Your goal: A single number is the answer here: how many lines of the entries contain "JSON"?
** Begin Data provided **
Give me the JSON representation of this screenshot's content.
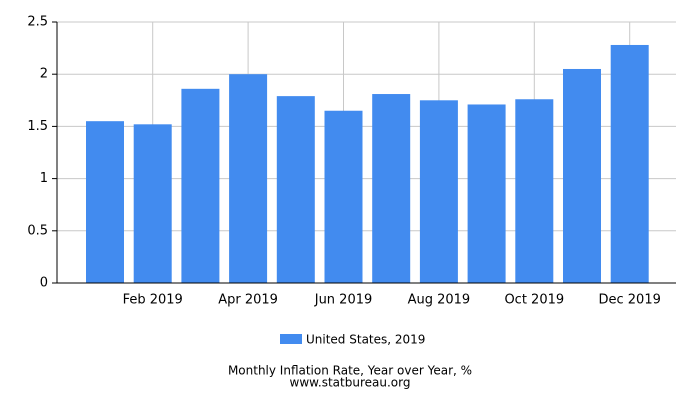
{
  "chart_data": {
    "type": "bar",
    "title": "Monthly Inflation Rate, Year over Year, %",
    "source": "www.statbureau.org",
    "categories": [
      null,
      "Feb 2019",
      null,
      "Apr 2019",
      null,
      "Jun 2019",
      null,
      "Aug 2019",
      null,
      "Oct 2019",
      null,
      "Dec 2019"
    ],
    "series": [
      {
        "name": "United States, 2019",
        "color": "#428bef",
        "values": [
          1.55,
          1.52,
          1.86,
          2.0,
          1.79,
          1.65,
          1.81,
          1.75,
          1.71,
          1.76,
          2.05,
          2.28
        ]
      }
    ],
    "ylim": [
      0,
      2.5
    ],
    "yticks": [
      0,
      0.5,
      1,
      1.5,
      2,
      2.5
    ],
    "grid": true
  }
}
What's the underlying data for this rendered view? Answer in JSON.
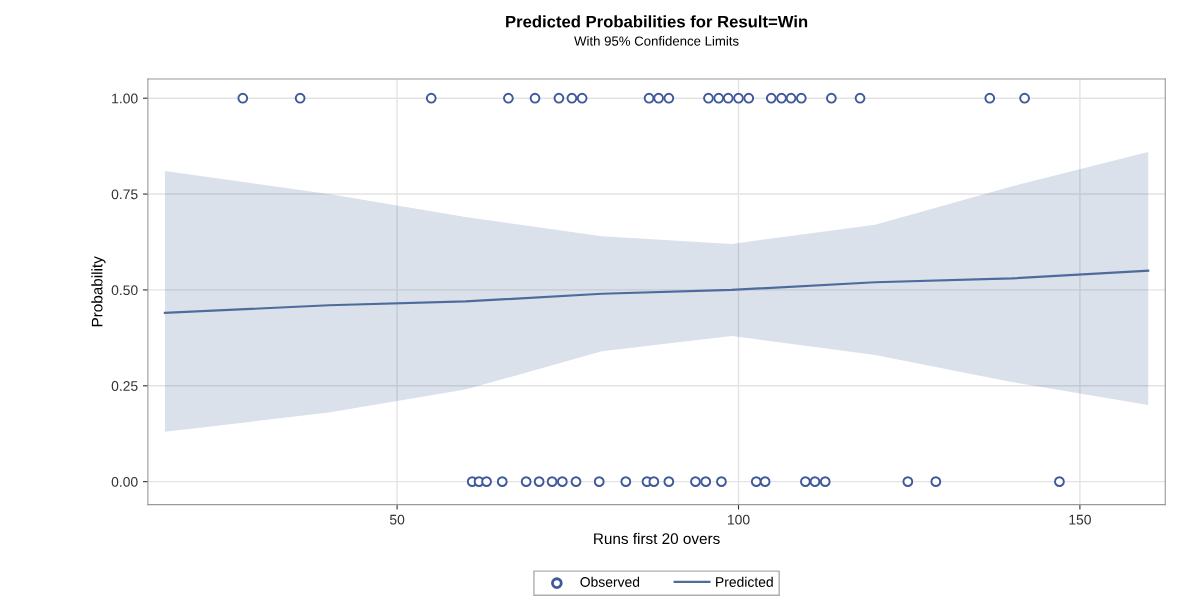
{
  "chart_data": {
    "type": "scatter",
    "title": "Predicted Probabilities for Result=Win",
    "subtitle": "With 95% Confidence Limits",
    "xlabel": "Runs first 20 overs",
    "ylabel": "Probability",
    "xlim": [
      13.5,
      162.5
    ],
    "ylim": [
      -0.06,
      1.05
    ],
    "xticks": [
      50,
      100,
      150
    ],
    "yticks": [
      {
        "value": 0,
        "label": "0.00"
      },
      {
        "value": 0.25,
        "label": "0.25"
      },
      {
        "value": 0.5,
        "label": "0.50"
      },
      {
        "value": 0.75,
        "label": "0.75"
      },
      {
        "value": 1,
        "label": "1.00"
      }
    ],
    "grid": true,
    "legend": "bottom",
    "series": [
      {
        "name": "Observed",
        "marker": "circle",
        "color": "#3f5a9a",
        "x": [
          27.4,
          35.8,
          55.0,
          66.3,
          70.2,
          73.7,
          75.6,
          77.1,
          86.9,
          88.3,
          89.8,
          95.6,
          97.1,
          98.5,
          100.0,
          101.5,
          104.8,
          106.3,
          107.7,
          109.2,
          113.6,
          117.8,
          136.8,
          141.9,
          61.0,
          62.0,
          63.1,
          65.4,
          68.9,
          70.8,
          72.7,
          74.2,
          76.2,
          79.6,
          83.5,
          86.6,
          87.6,
          89.8,
          93.7,
          95.2,
          97.5,
          102.6,
          103.9,
          109.8,
          111.2,
          112.7,
          124.8,
          128.9,
          147.0
        ],
        "values": [
          1,
          1,
          1,
          1,
          1,
          1,
          1,
          1,
          1,
          1,
          1,
          1,
          1,
          1,
          1,
          1,
          1,
          1,
          1,
          1,
          1,
          1,
          1,
          1,
          0,
          0,
          0,
          0,
          0,
          0,
          0,
          0,
          0,
          0,
          0,
          0,
          0,
          0,
          0,
          0,
          0,
          0,
          0,
          0,
          0,
          0,
          0,
          0,
          0
        ]
      },
      {
        "name": "Predicted",
        "type": "line",
        "marker": "none",
        "color": "#4d6b9b",
        "x": [
          16,
          40,
          60,
          80,
          99,
          120,
          140,
          160
        ],
        "values": [
          0.44,
          0.46,
          0.47,
          0.49,
          0.5,
          0.52,
          0.53,
          0.55
        ],
        "lower": [
          0.13,
          0.18,
          0.24,
          0.34,
          0.38,
          0.33,
          0.26,
          0.2
        ],
        "upper": [
          0.81,
          0.75,
          0.69,
          0.64,
          0.62,
          0.67,
          0.77,
          0.86
        ]
      }
    ]
  }
}
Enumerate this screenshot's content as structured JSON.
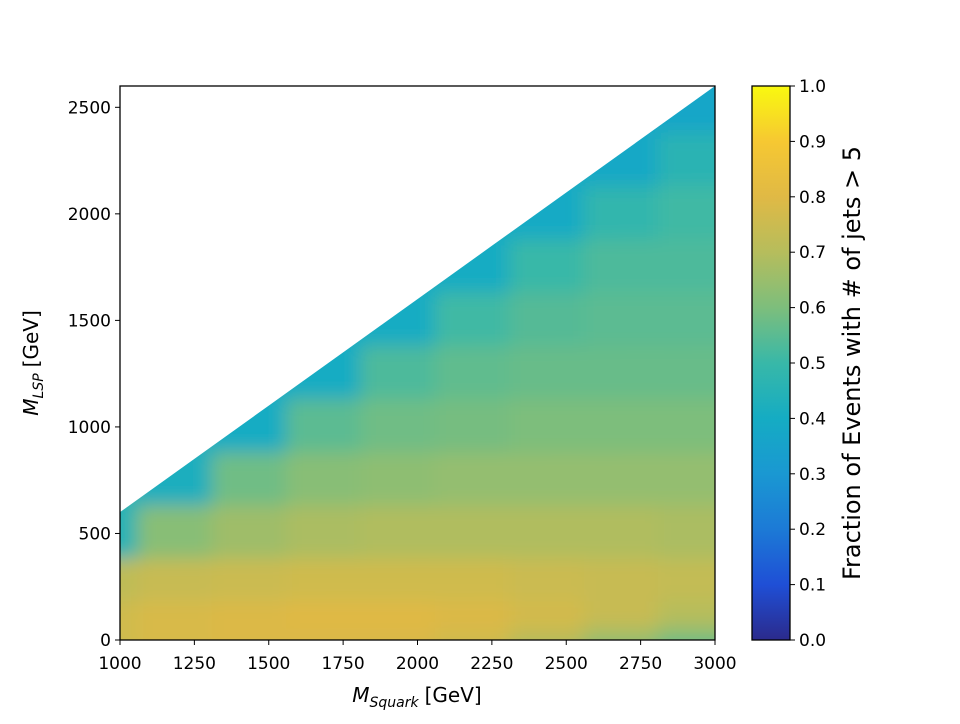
{
  "chart_data": {
    "type": "heatmap",
    "x_label": {
      "symbol": "M",
      "subscript": "Squark",
      "unit": "[GeV]"
    },
    "y_label": {
      "symbol": "M",
      "subscript": "LSP",
      "unit": "[GeV]"
    },
    "colorbar_label": "Fraction of Events with # of jets > 5",
    "x": [
      1000,
      1250,
      1500,
      1750,
      2000,
      2250,
      2500,
      2750,
      3000
    ],
    "y": [
      0,
      100,
      200,
      350,
      600,
      850,
      1100,
      1350,
      1600,
      1850,
      2100,
      2350,
      2600
    ],
    "z": [
      [
        0.74,
        0.76,
        0.77,
        0.77,
        0.75,
        0.7,
        0.62,
        0.55,
        0.5
      ],
      [
        0.76,
        0.78,
        0.79,
        0.79,
        0.79,
        0.77,
        0.72,
        0.66,
        0.6
      ],
      [
        0.76,
        0.78,
        0.79,
        0.8,
        0.8,
        0.79,
        0.77,
        0.74,
        0.7
      ],
      [
        0.72,
        0.74,
        0.75,
        0.76,
        0.76,
        0.76,
        0.75,
        0.74,
        0.73
      ],
      [
        0.45,
        0.62,
        0.66,
        0.68,
        0.69,
        0.69,
        0.69,
        0.69,
        0.68
      ],
      [
        null,
        0.42,
        0.58,
        0.62,
        0.63,
        0.64,
        0.64,
        0.64,
        0.64
      ],
      [
        null,
        null,
        0.4,
        0.55,
        0.58,
        0.59,
        0.6,
        0.6,
        0.6
      ],
      [
        null,
        null,
        null,
        0.4,
        0.53,
        0.56,
        0.57,
        0.57,
        0.57
      ],
      [
        null,
        null,
        null,
        null,
        0.4,
        0.51,
        0.54,
        0.55,
        0.55
      ],
      [
        null,
        null,
        null,
        null,
        null,
        0.4,
        0.5,
        0.53,
        0.53
      ],
      [
        null,
        null,
        null,
        null,
        null,
        null,
        0.39,
        0.48,
        0.51
      ],
      [
        null,
        null,
        null,
        null,
        null,
        null,
        null,
        0.38,
        0.46
      ],
      [
        null,
        null,
        null,
        null,
        null,
        null,
        null,
        null,
        0.37
      ]
    ],
    "xlim": [
      1000,
      3000
    ],
    "xticks": [
      1000,
      1250,
      1500,
      1750,
      2000,
      2250,
      2500,
      2750,
      3000
    ],
    "ylim": [
      0,
      2600
    ],
    "yticks": [
      0,
      500,
      1000,
      1500,
      2000,
      2500
    ],
    "clim": [
      0,
      1
    ],
    "cticks": [
      {
        "value": 0,
        "label": "0.0"
      },
      0.1,
      0.2,
      0.3,
      0.4,
      0.5,
      0.6,
      0.7,
      0.8,
      0.9,
      {
        "value": 1,
        "label": "1.0"
      }
    ],
    "colormap": [
      "#2b2a8c",
      "#1f4fd6",
      "#1c7ad6",
      "#1a98d2",
      "#15acc3",
      "#38b8a8",
      "#7dbe7c",
      "#b6bd5c",
      "#e0b945",
      "#f6c832",
      "#f9f90f"
    ]
  }
}
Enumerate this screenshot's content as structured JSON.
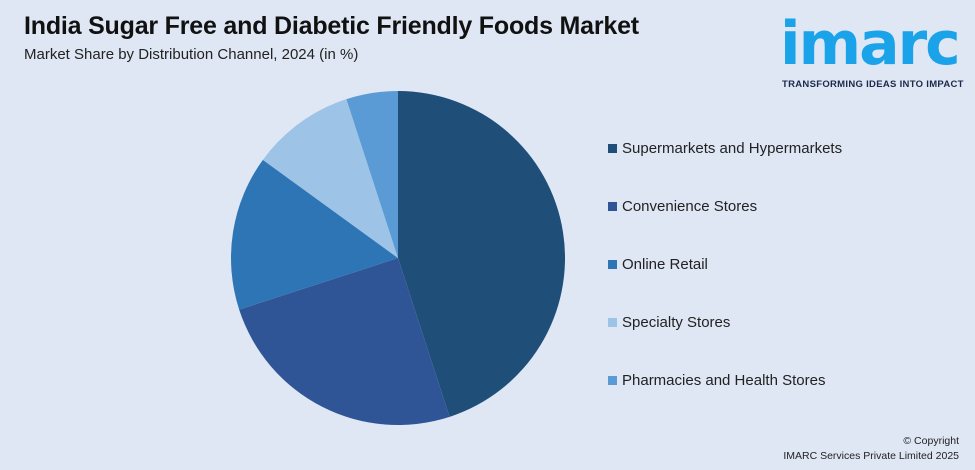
** End Data provided **
Result of this task: 4